start AVAILABLE RECORDS

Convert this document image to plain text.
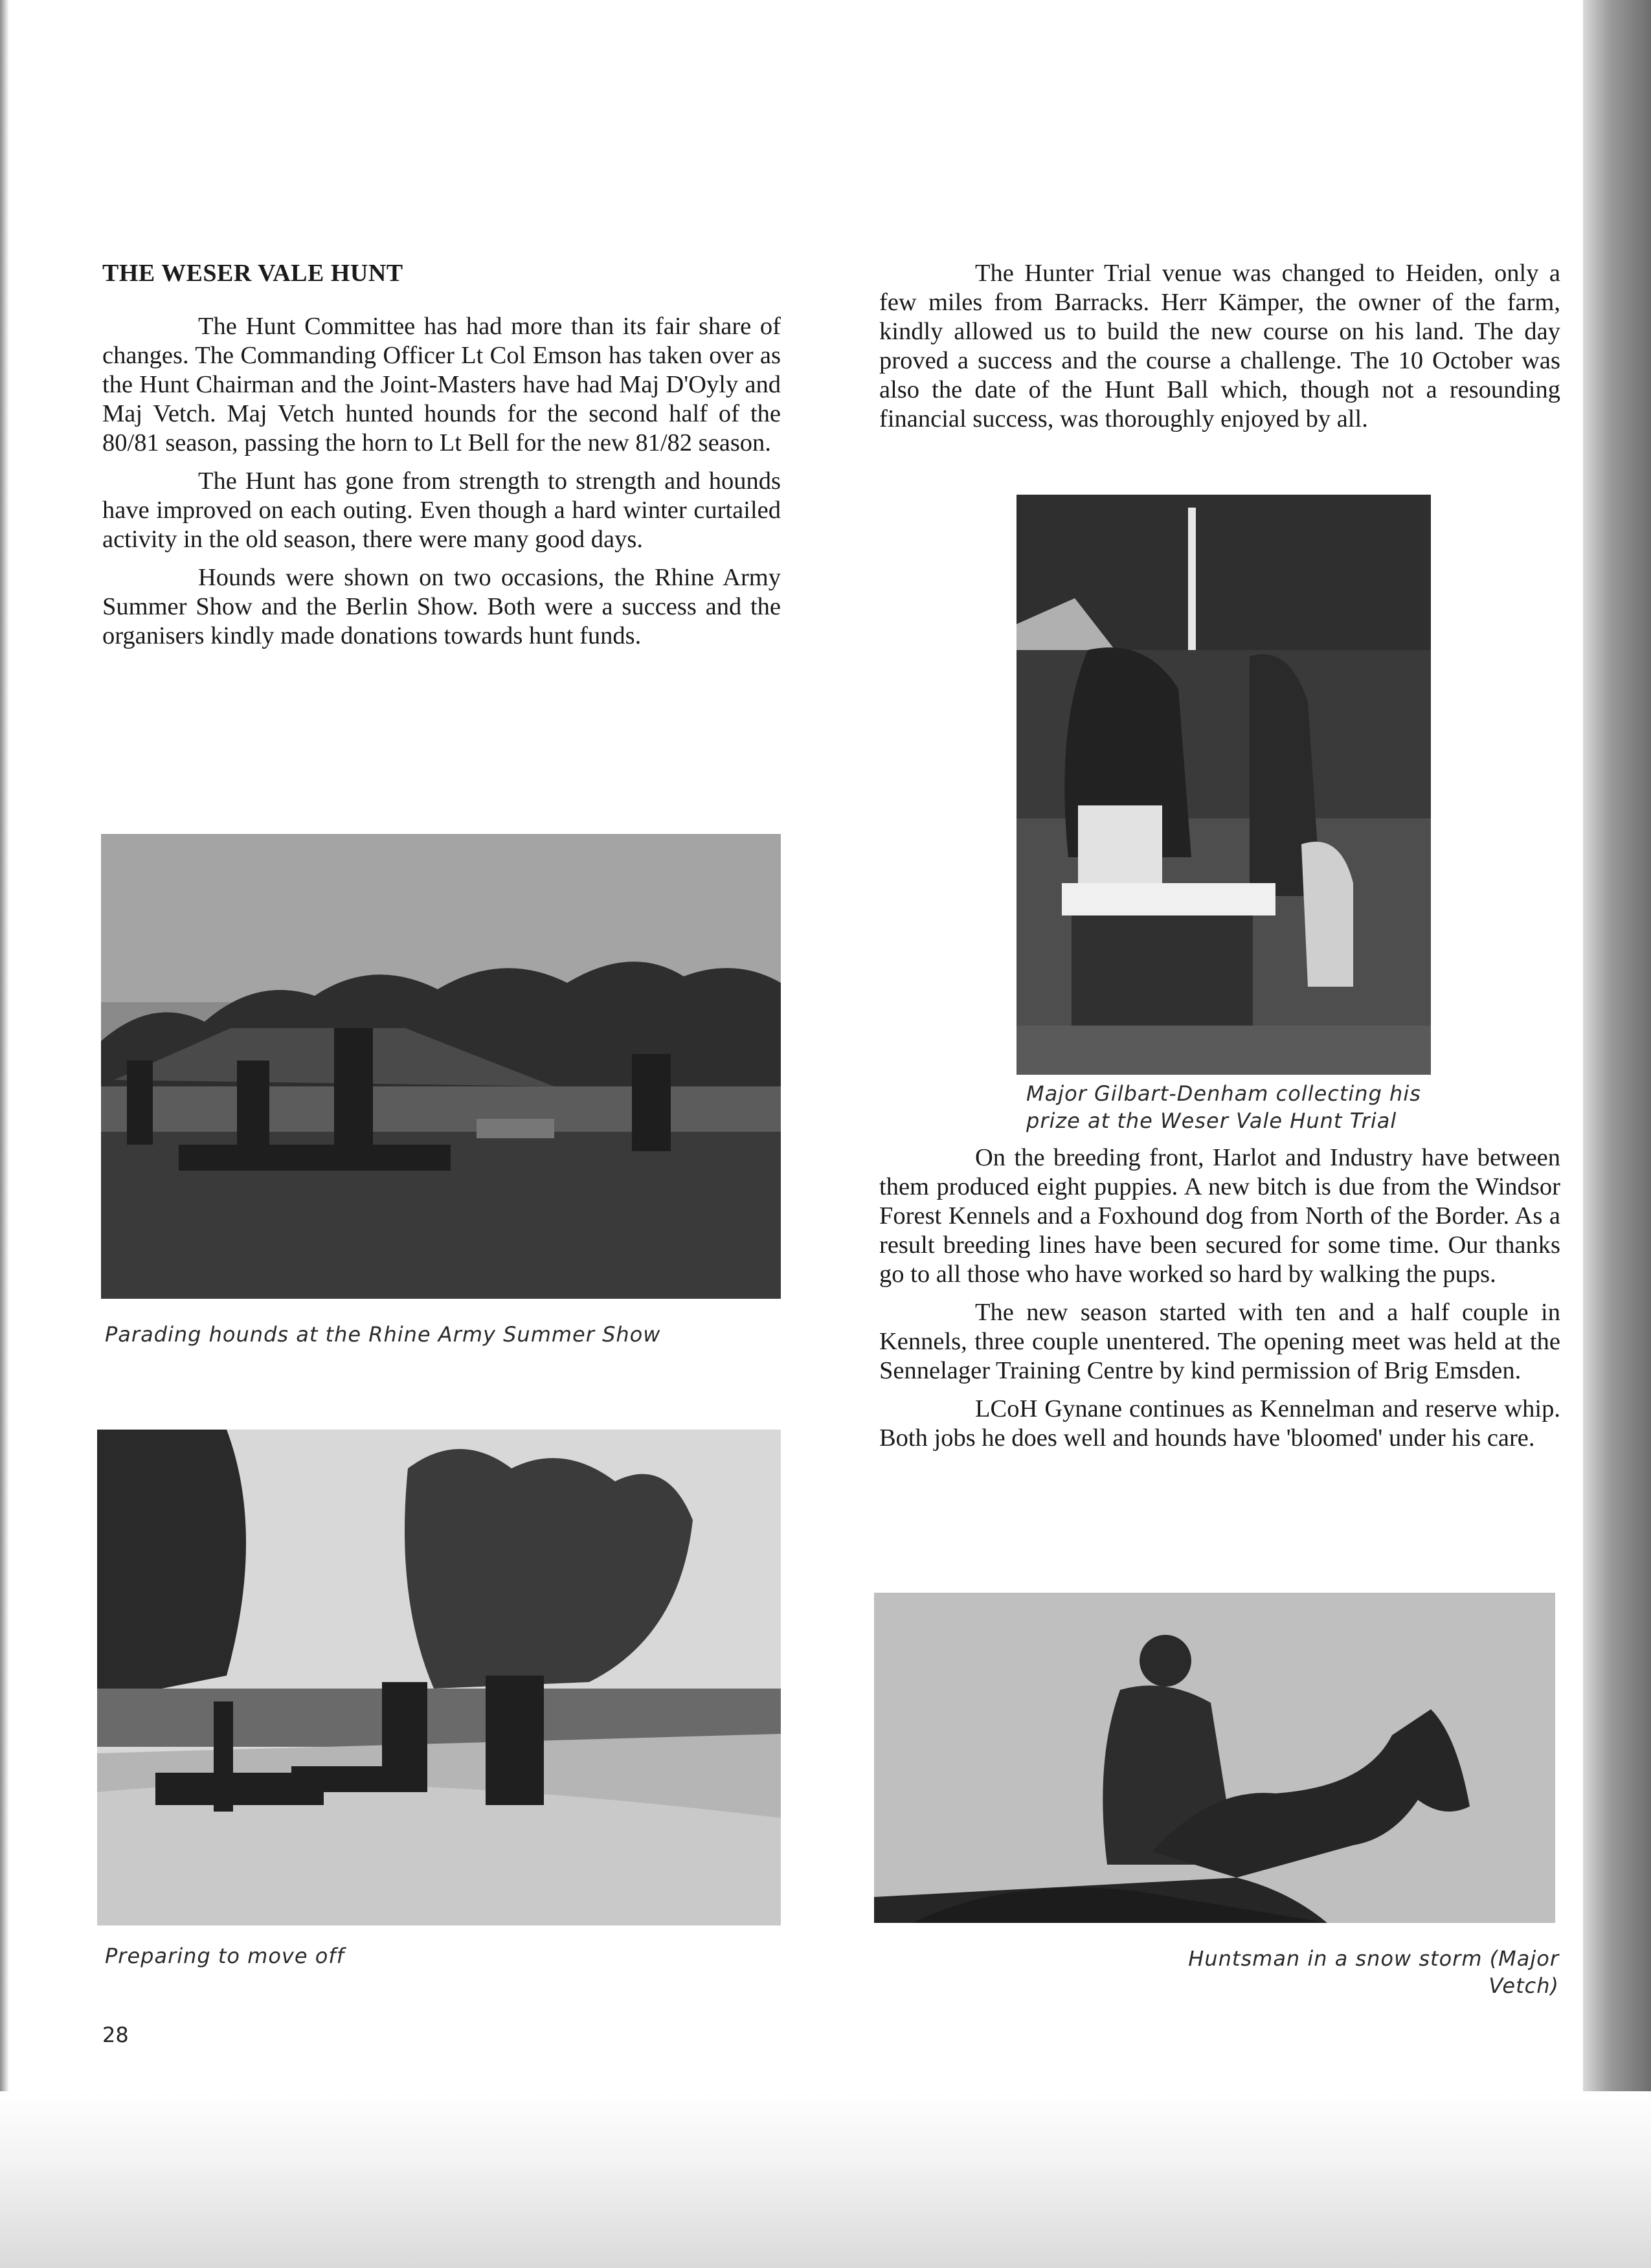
THE WESER VALE HUNT

The Hunt Committee has had more than its fair share of changes. The Commanding Officer Lt Col Emson has taken over as the Hunt Chairman and the Joint-Masters have had Maj D'Oyly and Maj Vetch. Maj Vetch hunted hounds for the second half of the 80/81 season, passing the horn to Lt Bell for the new 81/82 season.

The Hunt has gone from strength to strength and hounds have improved on each outing. Even though a hard winter curtailed activity in the old season, there were many good days.

Hounds were shown on two occasions, the Rhine Army Summer Show and the Berlin Show. Both were a success and the organisers kindly made donations towards hunt funds.

Parading hounds at the Rhine Army Summer Show
Preparing to move off

The Hunter Trial venue was changed to Heiden, only a few miles from Barracks. Herr Kämper, the owner of the farm, kindly allowed us to build the new course on his land. The day proved a success and the course a challenge. The 10 October was also the date of the Hunt Ball which, though not a resounding financial success, was thoroughly enjoyed by all.

Major Gilbart-Denham collecting his prize at the Weser Vale Hunt Trial

On the breeding front, Harlot and Industry have between them produced eight puppies. A new bitch is due from the Windsor Forest Kennels and a Foxhound dog from North of the Border. As a result breeding lines have been secured for some time. Our thanks go to all those who have worked so hard by walking the pups.

The new season started with ten and a half couple in Kennels, three couple unentered. The opening meet was held at the Sennelager Training Centre by kind permission of Brig Emsden.

LCoH Gynane continues as Kennelman and reserve whip. Both jobs he does well and hounds have 'bloomed' under his care.

Huntsman in a snow storm (Major Vetch)
28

end AVAILABLE RECORDS

Write out all the records again, exactly, minus any pictures.

Convert this document image to plain text.
THE WESER VALE HUNT

The Hunt Committee has had more than its fair share of changes. The Commanding Officer Lt Col Emson has taken over as the Hunt Chairman and the Joint-Masters have had Maj D'Oyly and Maj Vetch. Maj Vetch hunted hounds for the second half of the 80/81 season, passing the horn to Lt Bell for the new 81/82 season.

The Hunt has gone from strength to strength and hounds have improved on each outing. Even though a hard winter curtailed activity in the old season, there were many good days.

Hounds were shown on two occasions, the Rhine Army Summer Show and the Berlin Show. Both were a success and the organisers kindly made donations towards hunt funds.

Parading hounds at the Rhine Army Summer Show
Preparing to move off

The Hunter Trial venue was changed to Heiden, only a few miles from Barracks. Herr Kämper, the owner of the farm, kindly allowed us to build the new course on his land. The day proved a success and the course a challenge. The 10 October was also the date of the Hunt Ball which, though not a resounding financial success, was thoroughly enjoyed by all.

Major Gilbart-Denham collecting his prize at the Weser Vale Hunt Trial

On the breeding front, Harlot and Industry have between them produced eight puppies. A new bitch is due from the Windsor Forest Kennels and a Foxhound dog from North of the Border. As a result breeding lines have been secured for some time. Our thanks go to all those who have worked so hard by walking the pups.

The new season started with ten and a half couple in Kennels, three couple unentered. The opening meet was held at the Sennelager Training Centre by kind permission of Brig Emsden.

LCoH Gynane continues as Kennelman and reserve whip. Both jobs he does well and hounds have 'bloomed' under his care.

Huntsman in a snow storm (Major Vetch)
28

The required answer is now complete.